▶ **WHAT TO PRODUCE**: Each entry below is to be printed verbatim.

▶ **PROVIDED RECORDS**:
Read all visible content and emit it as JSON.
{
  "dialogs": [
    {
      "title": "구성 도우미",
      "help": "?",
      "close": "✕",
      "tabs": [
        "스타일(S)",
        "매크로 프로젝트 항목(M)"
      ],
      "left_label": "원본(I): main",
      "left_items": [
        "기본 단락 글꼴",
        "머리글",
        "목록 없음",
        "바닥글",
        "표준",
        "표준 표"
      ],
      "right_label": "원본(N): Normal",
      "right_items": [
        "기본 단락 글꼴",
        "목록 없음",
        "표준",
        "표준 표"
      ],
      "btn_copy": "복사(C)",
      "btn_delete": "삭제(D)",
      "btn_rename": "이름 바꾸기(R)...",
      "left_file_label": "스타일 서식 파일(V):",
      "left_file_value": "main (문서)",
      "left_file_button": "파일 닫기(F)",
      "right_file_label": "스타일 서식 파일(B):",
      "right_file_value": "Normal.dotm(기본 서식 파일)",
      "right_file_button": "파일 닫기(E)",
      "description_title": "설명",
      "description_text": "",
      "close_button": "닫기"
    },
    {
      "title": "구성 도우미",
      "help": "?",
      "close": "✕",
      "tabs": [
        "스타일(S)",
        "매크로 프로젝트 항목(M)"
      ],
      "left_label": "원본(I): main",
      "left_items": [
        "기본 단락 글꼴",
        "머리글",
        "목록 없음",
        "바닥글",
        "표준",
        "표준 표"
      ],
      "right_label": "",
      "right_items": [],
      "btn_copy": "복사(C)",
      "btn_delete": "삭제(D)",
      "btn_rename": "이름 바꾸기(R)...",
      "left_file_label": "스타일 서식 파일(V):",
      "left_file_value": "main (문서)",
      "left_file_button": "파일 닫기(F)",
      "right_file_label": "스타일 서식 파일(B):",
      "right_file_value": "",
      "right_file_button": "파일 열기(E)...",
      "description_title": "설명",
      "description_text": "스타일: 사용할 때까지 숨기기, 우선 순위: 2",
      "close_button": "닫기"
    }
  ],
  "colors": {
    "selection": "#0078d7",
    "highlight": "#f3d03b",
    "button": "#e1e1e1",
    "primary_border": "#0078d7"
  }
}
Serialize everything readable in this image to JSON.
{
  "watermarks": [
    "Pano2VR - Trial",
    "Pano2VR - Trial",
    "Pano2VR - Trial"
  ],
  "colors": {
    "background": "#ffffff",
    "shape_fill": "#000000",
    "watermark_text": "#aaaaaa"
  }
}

▶ **THE SOLUTION**:
Read all visible content and emit it as JSON.
{
  "dialogs": [
    {
      "title": "구성 도우미",
      "help": "?",
      "close": "✕",
      "tabs": [
        "스타일(S)",
        "매크로 프로젝트 항목(M)"
      ],
      "left_label": "원본(I): main",
      "left_items": [
        "기본 단락 글꼴",
        "머리글",
        "목록 없음",
        "바닥글",
        "표준",
        "표준 표"
      ],
      "right_label": "원본(N): Normal",
      "right_items": [
        "기본 단락 글꼴",
        "목록 없음",
        "표준",
        "표준 표"
      ],
      "btn_copy": "복사(C)",
      "btn_delete": "삭제(D)",
      "btn_rename": "이름 바꾸기(R)...",
      "left_file_label": "스타일 서식 파일(V):",
      "left_file_value": "main (문서)",
      "left_file_button": "파일 닫기(F)",
      "right_file_label": "스타일 서식 파일(B):",
      "right_file_value": "Normal.dotm(기본 서식 파일)",
      "right_file_button": "파일 닫기(E)",
      "description_title": "설명",
      "description_text": "",
      "close_button": "닫기"
    },
    {
      "title": "구성 도우미",
      "help": "?",
      "close": "✕",
      "tabs": [
        "스타일(S)",
        "매크로 프로젝트 항목(M)"
      ],
      "left_label": "원본(I): main",
      "left_items": [
        "기본 단락 글꼴",
        "머리글",
        "목록 없음",
        "바닥글",
        "표준",
        "표준 표"
      ],
      "right_label": "",
      "right_items": [],
      "btn_copy": "복사(C)",
      "btn_delete": "삭제(D)",
      "btn_rename": "이름 바꾸기(R)...",
      "left_file_label": "스타일 서식 파일(V):",
      "left_file_value": "main (문서)",
      "left_file_button": "파일 닫기(F)",
      "right_file_label": "스타일 서식 파일(B):",
      "right_file_value": "",
      "right_file_button": "파일 열기(E)...",
      "description_title": "설명",
      "description_text": "스타일: 사용할 때까지 숨기기, 우선 순위: 2",
      "close_button": "닫기"
    }
  ],
  "colors": {
    "selection": "#0078d7",
    "highlight": "#f3d03b",
    "button": "#e1e1e1",
    "primary_border": "#0078d7"
  }
}
Serialize everything readable in this image to JSON.
{
  "watermarks": [
    "Pano2VR - Trial",
    "Pano2VR - Trial",
    "Pano2VR - Trial"
  ],
  "colors": {
    "background": "#ffffff",
    "shape_fill": "#000000",
    "watermark_text": "#aaaaaa"
  }
}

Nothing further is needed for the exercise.